Given instruction -> Could you give the data below again, exactly and completely?

Data for this exercise ->
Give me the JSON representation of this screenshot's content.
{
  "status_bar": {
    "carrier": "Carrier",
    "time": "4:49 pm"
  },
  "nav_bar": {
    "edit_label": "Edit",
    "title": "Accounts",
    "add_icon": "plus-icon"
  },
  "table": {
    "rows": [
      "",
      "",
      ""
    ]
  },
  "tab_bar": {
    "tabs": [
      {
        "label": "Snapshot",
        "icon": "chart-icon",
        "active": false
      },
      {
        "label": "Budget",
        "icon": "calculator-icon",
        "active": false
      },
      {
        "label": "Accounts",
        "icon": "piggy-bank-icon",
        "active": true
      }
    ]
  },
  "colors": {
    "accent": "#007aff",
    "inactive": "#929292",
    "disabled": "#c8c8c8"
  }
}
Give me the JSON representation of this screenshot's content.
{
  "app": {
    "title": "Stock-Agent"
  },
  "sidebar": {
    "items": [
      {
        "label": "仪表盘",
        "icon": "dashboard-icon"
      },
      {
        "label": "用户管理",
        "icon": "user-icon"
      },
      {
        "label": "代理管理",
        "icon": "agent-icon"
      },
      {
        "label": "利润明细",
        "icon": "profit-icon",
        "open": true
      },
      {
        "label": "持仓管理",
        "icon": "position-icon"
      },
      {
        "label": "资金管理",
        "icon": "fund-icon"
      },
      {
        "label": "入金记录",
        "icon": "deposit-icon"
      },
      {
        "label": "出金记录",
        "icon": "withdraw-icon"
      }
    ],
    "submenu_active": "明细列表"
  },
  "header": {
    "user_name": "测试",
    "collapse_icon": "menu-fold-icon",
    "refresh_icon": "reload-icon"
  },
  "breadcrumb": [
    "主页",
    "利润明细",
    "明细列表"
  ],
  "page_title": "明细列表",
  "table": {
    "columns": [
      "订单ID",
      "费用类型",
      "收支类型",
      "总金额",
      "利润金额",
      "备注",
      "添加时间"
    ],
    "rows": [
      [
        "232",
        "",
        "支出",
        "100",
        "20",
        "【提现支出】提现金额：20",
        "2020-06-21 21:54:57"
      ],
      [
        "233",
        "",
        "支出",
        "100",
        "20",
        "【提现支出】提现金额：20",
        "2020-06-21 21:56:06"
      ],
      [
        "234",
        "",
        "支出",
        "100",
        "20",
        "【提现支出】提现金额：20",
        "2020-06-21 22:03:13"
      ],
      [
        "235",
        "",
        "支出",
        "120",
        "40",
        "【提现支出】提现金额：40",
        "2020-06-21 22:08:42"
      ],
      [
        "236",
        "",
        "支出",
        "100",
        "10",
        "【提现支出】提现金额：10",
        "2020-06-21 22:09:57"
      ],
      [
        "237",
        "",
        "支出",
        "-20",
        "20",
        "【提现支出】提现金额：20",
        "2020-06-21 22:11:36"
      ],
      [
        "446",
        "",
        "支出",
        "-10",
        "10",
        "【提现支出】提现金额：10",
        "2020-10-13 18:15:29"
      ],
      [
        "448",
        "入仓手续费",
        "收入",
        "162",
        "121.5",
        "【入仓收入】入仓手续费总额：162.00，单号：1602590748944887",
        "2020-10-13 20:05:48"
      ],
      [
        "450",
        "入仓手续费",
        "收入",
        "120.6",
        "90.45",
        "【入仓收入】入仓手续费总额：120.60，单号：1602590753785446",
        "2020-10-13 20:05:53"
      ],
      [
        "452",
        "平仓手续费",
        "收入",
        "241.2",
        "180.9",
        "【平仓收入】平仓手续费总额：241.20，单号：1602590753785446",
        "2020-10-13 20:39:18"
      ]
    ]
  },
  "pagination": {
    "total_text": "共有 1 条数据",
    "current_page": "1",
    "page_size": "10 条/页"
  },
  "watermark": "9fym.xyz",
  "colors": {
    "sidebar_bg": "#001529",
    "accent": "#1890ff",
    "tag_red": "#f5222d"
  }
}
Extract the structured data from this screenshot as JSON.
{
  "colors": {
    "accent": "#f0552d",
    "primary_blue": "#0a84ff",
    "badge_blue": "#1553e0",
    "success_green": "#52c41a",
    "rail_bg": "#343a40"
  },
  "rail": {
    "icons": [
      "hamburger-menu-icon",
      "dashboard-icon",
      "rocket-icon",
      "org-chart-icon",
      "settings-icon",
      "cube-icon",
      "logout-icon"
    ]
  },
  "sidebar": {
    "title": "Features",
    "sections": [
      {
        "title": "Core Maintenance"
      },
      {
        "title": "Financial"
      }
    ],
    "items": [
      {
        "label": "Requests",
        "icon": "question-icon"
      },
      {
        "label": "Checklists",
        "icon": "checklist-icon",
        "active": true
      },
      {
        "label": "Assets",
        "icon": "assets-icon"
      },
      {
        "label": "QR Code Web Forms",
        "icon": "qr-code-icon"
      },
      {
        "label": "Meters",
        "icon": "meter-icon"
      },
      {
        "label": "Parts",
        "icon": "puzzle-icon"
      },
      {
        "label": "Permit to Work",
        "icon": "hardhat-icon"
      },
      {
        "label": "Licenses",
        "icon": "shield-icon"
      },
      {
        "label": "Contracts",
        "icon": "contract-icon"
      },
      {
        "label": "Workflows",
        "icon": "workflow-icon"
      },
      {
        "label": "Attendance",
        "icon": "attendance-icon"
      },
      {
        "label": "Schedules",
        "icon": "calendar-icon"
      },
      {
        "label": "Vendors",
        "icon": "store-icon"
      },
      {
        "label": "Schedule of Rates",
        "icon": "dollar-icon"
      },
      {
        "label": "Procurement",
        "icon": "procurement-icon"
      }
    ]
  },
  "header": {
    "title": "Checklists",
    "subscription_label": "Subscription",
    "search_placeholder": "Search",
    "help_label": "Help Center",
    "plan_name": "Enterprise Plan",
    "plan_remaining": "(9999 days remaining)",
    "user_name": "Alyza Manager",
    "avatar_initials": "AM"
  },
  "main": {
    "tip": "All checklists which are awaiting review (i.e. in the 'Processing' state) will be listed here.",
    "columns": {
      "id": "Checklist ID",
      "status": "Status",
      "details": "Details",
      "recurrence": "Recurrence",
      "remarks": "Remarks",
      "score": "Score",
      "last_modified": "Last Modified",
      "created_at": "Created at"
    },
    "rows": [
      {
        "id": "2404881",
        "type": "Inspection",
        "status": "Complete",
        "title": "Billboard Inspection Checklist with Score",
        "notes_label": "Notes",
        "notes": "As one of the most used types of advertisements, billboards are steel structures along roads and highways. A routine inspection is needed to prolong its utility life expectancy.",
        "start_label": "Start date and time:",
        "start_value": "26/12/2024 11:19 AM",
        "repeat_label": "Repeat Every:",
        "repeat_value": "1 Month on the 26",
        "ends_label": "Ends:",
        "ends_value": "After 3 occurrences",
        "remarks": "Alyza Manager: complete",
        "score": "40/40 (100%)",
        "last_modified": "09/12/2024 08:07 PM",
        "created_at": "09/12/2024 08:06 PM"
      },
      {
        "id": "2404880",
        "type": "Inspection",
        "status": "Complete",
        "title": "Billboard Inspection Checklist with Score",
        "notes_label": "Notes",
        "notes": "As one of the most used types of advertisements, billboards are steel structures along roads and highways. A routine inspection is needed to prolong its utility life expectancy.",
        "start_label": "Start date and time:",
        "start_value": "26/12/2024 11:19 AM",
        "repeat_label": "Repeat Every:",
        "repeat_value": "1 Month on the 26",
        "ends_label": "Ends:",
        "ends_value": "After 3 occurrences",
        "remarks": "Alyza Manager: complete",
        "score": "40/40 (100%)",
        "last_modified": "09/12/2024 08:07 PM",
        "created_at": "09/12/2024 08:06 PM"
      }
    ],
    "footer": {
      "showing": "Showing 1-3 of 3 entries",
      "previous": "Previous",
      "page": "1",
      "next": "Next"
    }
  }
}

Response ->
Give me the JSON representation of this screenshot's content.
{
  "status_bar": {
    "carrier": "Carrier",
    "time": "4:49 pm"
  },
  "nav_bar": {
    "edit_label": "Edit",
    "title": "Accounts",
    "add_icon": "plus-icon"
  },
  "table": {
    "rows": [
      "",
      "",
      ""
    ]
  },
  "tab_bar": {
    "tabs": [
      {
        "label": "Snapshot",
        "icon": "chart-icon",
        "active": false
      },
      {
        "label": "Budget",
        "icon": "calculator-icon",
        "active": false
      },
      {
        "label": "Accounts",
        "icon": "piggy-bank-icon",
        "active": true
      }
    ]
  },
  "colors": {
    "accent": "#007aff",
    "inactive": "#929292",
    "disabled": "#c8c8c8"
  }
}
Give me the JSON representation of this screenshot's content.
{
  "app": {
    "title": "Stock-Agent"
  },
  "sidebar": {
    "items": [
      {
        "label": "仪表盘",
        "icon": "dashboard-icon"
      },
      {
        "label": "用户管理",
        "icon": "user-icon"
      },
      {
        "label": "代理管理",
        "icon": "agent-icon"
      },
      {
        "label": "利润明细",
        "icon": "profit-icon",
        "open": true
      },
      {
        "label": "持仓管理",
        "icon": "position-icon"
      },
      {
        "label": "资金管理",
        "icon": "fund-icon"
      },
      {
        "label": "入金记录",
        "icon": "deposit-icon"
      },
      {
        "label": "出金记录",
        "icon": "withdraw-icon"
      }
    ],
    "submenu_active": "明细列表"
  },
  "header": {
    "user_name": "测试",
    "collapse_icon": "menu-fold-icon",
    "refresh_icon": "reload-icon"
  },
  "breadcrumb": [
    "主页",
    "利润明细",
    "明细列表"
  ],
  "page_title": "明细列表",
  "table": {
    "columns": [
      "订单ID",
      "费用类型",
      "收支类型",
      "总金额",
      "利润金额",
      "备注",
      "添加时间"
    ],
    "rows": [
      [
        "232",
        "",
        "支出",
        "100",
        "20",
        "【提现支出】提现金额：20",
        "2020-06-21 21:54:57"
      ],
      [
        "233",
        "",
        "支出",
        "100",
        "20",
        "【提现支出】提现金额：20",
        "2020-06-21 21:56:06"
      ],
      [
        "234",
        "",
        "支出",
        "100",
        "20",
        "【提现支出】提现金额：20",
        "2020-06-21 22:03:13"
      ],
      [
        "235",
        "",
        "支出",
        "120",
        "40",
        "【提现支出】提现金额：40",
        "2020-06-21 22:08:42"
      ],
      [
        "236",
        "",
        "支出",
        "100",
        "10",
        "【提现支出】提现金额：10",
        "2020-06-21 22:09:57"
      ],
      [
        "237",
        "",
        "支出",
        "-20",
        "20",
        "【提现支出】提现金额：20",
        "2020-06-21 22:11:36"
      ],
      [
        "446",
        "",
        "支出",
        "-10",
        "10",
        "【提现支出】提现金额：10",
        "2020-10-13 18:15:29"
      ],
      [
        "448",
        "入仓手续费",
        "收入",
        "162",
        "121.5",
        "【入仓收入】入仓手续费总额：162.00，单号：1602590748944887",
        "2020-10-13 20:05:48"
      ],
      [
        "450",
        "入仓手续费",
        "收入",
        "120.6",
        "90.45",
        "【入仓收入】入仓手续费总额：120.60，单号：1602590753785446",
        "2020-10-13 20:05:53"
      ],
      [
        "452",
        "平仓手续费",
        "收入",
        "241.2",
        "180.9",
        "【平仓收入】平仓手续费总额：241.20，单号：1602590753785446",
        "2020-10-13 20:39:18"
      ]
    ]
  },
  "pagination": {
    "total_text": "共有 1 条数据",
    "current_page": "1",
    "page_size": "10 条/页"
  },
  "watermark": "9fym.xyz",
  "colors": {
    "sidebar_bg": "#001529",
    "accent": "#1890ff",
    "tag_red": "#f5222d"
  }
}
Extract the structured data from this screenshot as JSON.
{
  "colors": {
    "accent": "#f0552d",
    "primary_blue": "#0a84ff",
    "badge_blue": "#1553e0",
    "success_green": "#52c41a",
    "rail_bg": "#343a40"
  },
  "rail": {
    "icons": [
      "hamburger-menu-icon",
      "dashboard-icon",
      "rocket-icon",
      "org-chart-icon",
      "settings-icon",
      "cube-icon",
      "logout-icon"
    ]
  },
  "sidebar": {
    "title": "Features",
    "sections": [
      {
        "title": "Core Maintenance"
      },
      {
        "title": "Financial"
      }
    ],
    "items": [
      {
        "label": "Requests",
        "icon": "question-icon"
      },
      {
        "label": "Checklists",
        "icon": "checklist-icon",
        "active": true
      },
      {
        "label": "Assets",
        "icon": "assets-icon"
      },
      {
        "label": "QR Code Web Forms",
        "icon": "qr-code-icon"
      },
      {
        "label": "Meters",
        "icon": "meter-icon"
      },
      {
        "label": "Parts",
        "icon": "puzzle-icon"
      },
      {
        "label": "Permit to Work",
        "icon": "hardhat-icon"
      },
      {
        "label": "Licenses",
        "icon": "shield-icon"
      },
      {
        "label": "Contracts",
        "icon": "contract-icon"
      },
      {
        "label": "Workflows",
        "icon": "workflow-icon"
      },
      {
        "label": "Attendance",
        "icon": "attendance-icon"
      },
      {
        "label": "Schedules",
        "icon": "calendar-icon"
      },
      {
        "label": "Vendors",
        "icon": "store-icon"
      },
      {
        "label": "Schedule of Rates",
        "icon": "dollar-icon"
      },
      {
        "label": "Procurement",
        "icon": "procurement-icon"
      }
    ]
  },
  "header": {
    "title": "Checklists",
    "subscription_label": "Subscription",
    "search_placeholder": "Search",
    "help_label": "Help Center",
    "plan_name": "Enterprise Plan",
    "plan_remaining": "(9999 days remaining)",
    "user_name": "Alyza Manager",
    "avatar_initials": "AM"
  },
  "main": {
    "tip": "All checklists which are awaiting review (i.e. in the 'Processing' state) will be listed here.",
    "columns": {
      "id": "Checklist ID",
      "status": "Status",
      "details": "Details",
      "recurrence": "Recurrence",
      "remarks": "Remarks",
      "score": "Score",
      "last_modified": "Last Modified",
      "created_at": "Created at"
    },
    "rows": [
      {
        "id": "2404881",
        "type": "Inspection",
        "status": "Complete",
        "title": "Billboard Inspection Checklist with Score",
        "notes_label": "Notes",
        "notes": "As one of the most used types of advertisements, billboards are steel structures along roads and highways. A routine inspection is needed to prolong its utility life expectancy.",
        "start_label": "Start date and time:",
        "start_value": "26/12/2024 11:19 AM",
        "repeat_label": "Repeat Every:",
        "repeat_value": "1 Month on the 26",
        "ends_label": "Ends:",
        "ends_value": "After 3 occurrences",
        "remarks": "Alyza Manager: complete",
        "score": "40/40 (100%)",
        "last_modified": "09/12/2024 08:07 PM",
        "created_at": "09/12/2024 08:06 PM"
      },
      {
        "id": "2404880",
        "type": "Inspection",
        "status": "Complete",
        "title": "Billboard Inspection Checklist with Score",
        "notes_label": "Notes",
        "notes": "As one of the most used types of advertisements, billboards are steel structures along roads and highways. A routine inspection is needed to prolong its utility life expectancy.",
        "start_label": "Start date and time:",
        "start_value": "26/12/2024 11:19 AM",
        "repeat_label": "Repeat Every:",
        "repeat_value": "1 Month on the 26",
        "ends_label": "Ends:",
        "ends_value": "After 3 occurrences",
        "remarks": "Alyza Manager: complete",
        "score": "40/40 (100%)",
        "last_modified": "09/12/2024 08:07 PM",
        "created_at": "09/12/2024 08:06 PM"
      }
    ],
    "footer": {
      "showing": "Showing 1-3 of 3 entries",
      "previous": "Previous",
      "page": "1",
      "next": "Next"
    }
  }
}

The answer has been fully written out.